Provided material
■ ■ ■ ■

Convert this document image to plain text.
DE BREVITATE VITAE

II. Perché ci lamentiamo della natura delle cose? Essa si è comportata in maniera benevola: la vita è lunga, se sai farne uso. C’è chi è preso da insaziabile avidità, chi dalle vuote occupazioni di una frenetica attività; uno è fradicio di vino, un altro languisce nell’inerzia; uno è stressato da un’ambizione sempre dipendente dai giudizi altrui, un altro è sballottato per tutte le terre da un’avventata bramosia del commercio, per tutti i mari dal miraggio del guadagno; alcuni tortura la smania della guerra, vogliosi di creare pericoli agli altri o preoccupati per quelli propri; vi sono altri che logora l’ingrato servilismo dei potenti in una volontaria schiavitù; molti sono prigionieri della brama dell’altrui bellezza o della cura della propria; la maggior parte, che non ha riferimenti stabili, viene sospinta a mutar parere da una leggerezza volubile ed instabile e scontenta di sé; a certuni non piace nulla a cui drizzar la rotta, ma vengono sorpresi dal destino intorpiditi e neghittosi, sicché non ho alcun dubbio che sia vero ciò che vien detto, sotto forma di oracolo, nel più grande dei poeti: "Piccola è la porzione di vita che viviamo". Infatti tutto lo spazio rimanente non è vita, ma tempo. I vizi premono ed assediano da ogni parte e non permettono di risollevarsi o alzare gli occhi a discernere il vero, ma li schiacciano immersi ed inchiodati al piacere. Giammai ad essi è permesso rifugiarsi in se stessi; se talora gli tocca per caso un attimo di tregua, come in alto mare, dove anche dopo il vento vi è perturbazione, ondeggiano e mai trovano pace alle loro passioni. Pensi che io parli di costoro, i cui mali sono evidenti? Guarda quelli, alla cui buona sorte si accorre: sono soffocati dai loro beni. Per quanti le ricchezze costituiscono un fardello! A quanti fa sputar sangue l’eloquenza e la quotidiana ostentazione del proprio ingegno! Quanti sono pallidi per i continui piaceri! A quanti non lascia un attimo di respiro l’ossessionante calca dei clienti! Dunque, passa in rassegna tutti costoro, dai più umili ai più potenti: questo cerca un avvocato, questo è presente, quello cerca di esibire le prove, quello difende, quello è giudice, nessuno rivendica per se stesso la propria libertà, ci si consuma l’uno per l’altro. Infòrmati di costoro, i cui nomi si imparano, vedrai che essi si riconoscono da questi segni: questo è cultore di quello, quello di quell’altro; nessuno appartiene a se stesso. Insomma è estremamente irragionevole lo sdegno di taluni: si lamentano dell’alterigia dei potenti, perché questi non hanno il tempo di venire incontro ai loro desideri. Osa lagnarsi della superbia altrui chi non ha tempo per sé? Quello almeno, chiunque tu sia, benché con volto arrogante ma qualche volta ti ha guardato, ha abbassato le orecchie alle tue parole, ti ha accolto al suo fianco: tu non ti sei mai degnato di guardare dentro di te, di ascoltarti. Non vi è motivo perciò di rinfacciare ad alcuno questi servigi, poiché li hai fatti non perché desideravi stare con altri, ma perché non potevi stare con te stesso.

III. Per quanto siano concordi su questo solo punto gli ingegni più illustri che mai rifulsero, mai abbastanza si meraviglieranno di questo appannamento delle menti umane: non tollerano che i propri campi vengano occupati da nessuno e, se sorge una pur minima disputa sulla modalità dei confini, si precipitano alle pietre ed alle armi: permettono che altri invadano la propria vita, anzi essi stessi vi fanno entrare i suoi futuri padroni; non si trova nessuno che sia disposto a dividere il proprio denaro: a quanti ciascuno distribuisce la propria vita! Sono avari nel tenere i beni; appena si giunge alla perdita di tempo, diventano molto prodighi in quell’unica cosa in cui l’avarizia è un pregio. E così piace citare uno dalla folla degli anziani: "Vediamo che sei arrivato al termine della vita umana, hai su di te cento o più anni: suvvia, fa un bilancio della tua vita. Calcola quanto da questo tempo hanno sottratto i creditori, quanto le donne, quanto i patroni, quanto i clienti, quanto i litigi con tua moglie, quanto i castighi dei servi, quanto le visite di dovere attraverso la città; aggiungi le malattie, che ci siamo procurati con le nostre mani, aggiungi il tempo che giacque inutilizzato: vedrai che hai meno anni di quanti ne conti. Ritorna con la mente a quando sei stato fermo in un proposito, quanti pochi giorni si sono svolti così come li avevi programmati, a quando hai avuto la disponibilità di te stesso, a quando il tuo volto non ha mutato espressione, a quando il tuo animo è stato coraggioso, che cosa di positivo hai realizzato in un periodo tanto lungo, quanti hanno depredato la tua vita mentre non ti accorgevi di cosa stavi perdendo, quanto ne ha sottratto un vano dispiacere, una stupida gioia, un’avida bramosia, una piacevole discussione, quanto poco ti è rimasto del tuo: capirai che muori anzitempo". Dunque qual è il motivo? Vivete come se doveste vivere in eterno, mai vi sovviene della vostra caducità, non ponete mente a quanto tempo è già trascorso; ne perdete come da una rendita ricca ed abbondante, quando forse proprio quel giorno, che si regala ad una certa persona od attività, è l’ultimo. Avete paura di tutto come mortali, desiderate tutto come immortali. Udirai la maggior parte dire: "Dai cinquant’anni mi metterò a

■ ■ ■ ■

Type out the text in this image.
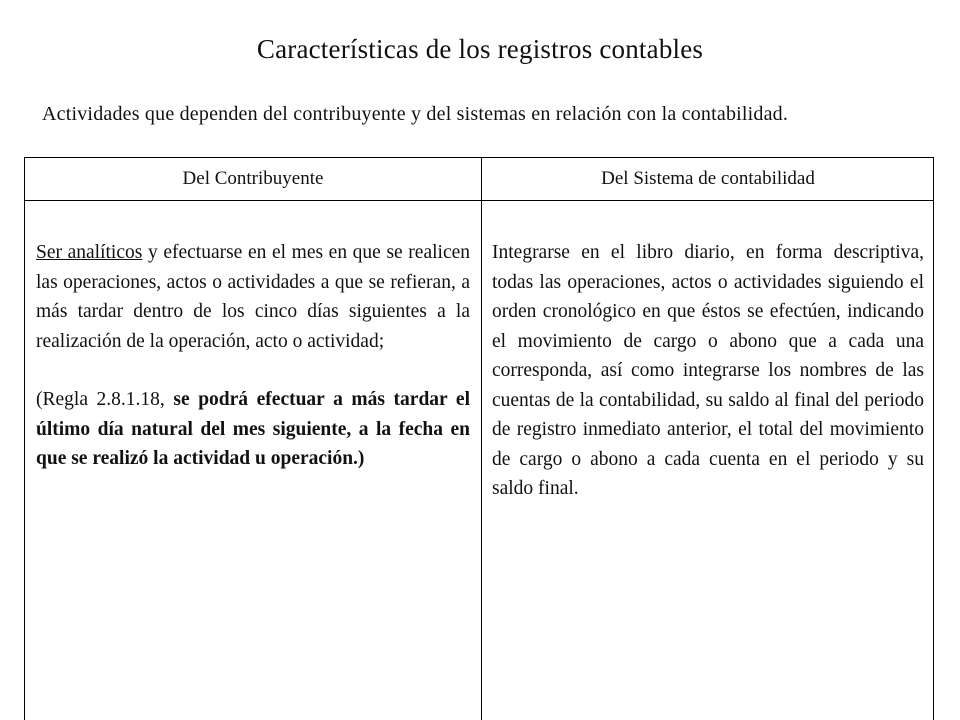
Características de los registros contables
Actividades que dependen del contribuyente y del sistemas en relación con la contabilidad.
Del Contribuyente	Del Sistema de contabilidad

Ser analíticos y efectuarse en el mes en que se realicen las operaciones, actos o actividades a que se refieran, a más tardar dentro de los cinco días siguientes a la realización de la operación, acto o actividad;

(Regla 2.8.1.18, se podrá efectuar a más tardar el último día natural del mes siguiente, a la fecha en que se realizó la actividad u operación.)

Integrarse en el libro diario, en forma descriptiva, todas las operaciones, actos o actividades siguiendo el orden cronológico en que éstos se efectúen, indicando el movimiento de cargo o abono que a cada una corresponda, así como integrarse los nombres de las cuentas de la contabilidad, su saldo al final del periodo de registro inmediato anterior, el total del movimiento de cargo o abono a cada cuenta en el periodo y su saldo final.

■ ■ ■ ■

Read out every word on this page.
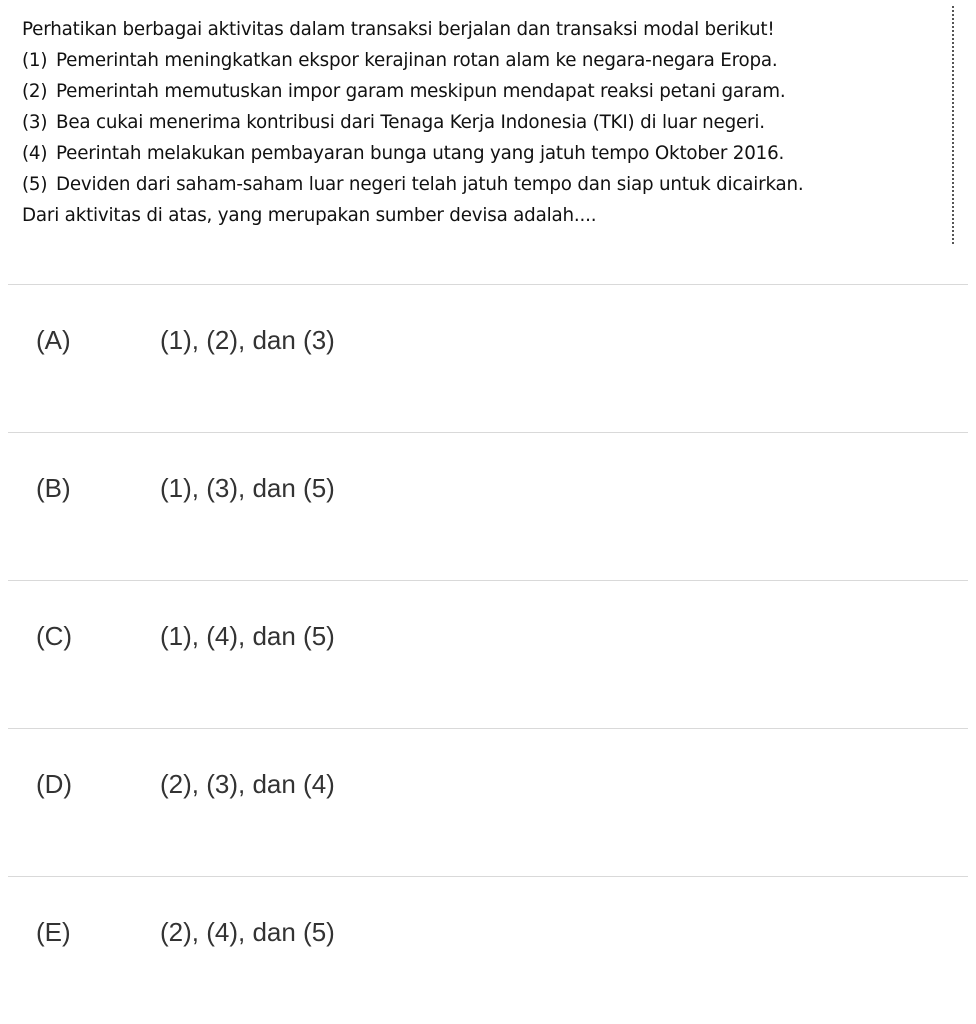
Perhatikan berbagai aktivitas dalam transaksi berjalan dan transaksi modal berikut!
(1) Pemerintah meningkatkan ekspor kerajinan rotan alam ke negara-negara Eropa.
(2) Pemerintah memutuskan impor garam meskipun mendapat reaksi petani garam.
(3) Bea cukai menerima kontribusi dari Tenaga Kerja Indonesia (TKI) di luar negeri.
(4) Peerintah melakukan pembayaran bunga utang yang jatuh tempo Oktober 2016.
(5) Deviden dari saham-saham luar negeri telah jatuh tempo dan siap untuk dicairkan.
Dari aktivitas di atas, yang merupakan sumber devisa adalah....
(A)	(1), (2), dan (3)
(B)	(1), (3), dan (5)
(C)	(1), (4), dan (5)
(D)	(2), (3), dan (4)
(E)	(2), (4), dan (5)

■ ■ ■ ■

Task instructions
Scan the material above for the word "text". Copy each line where it occurs.

Problem solution
Convert this document image to plain text.
Type out the text in this image.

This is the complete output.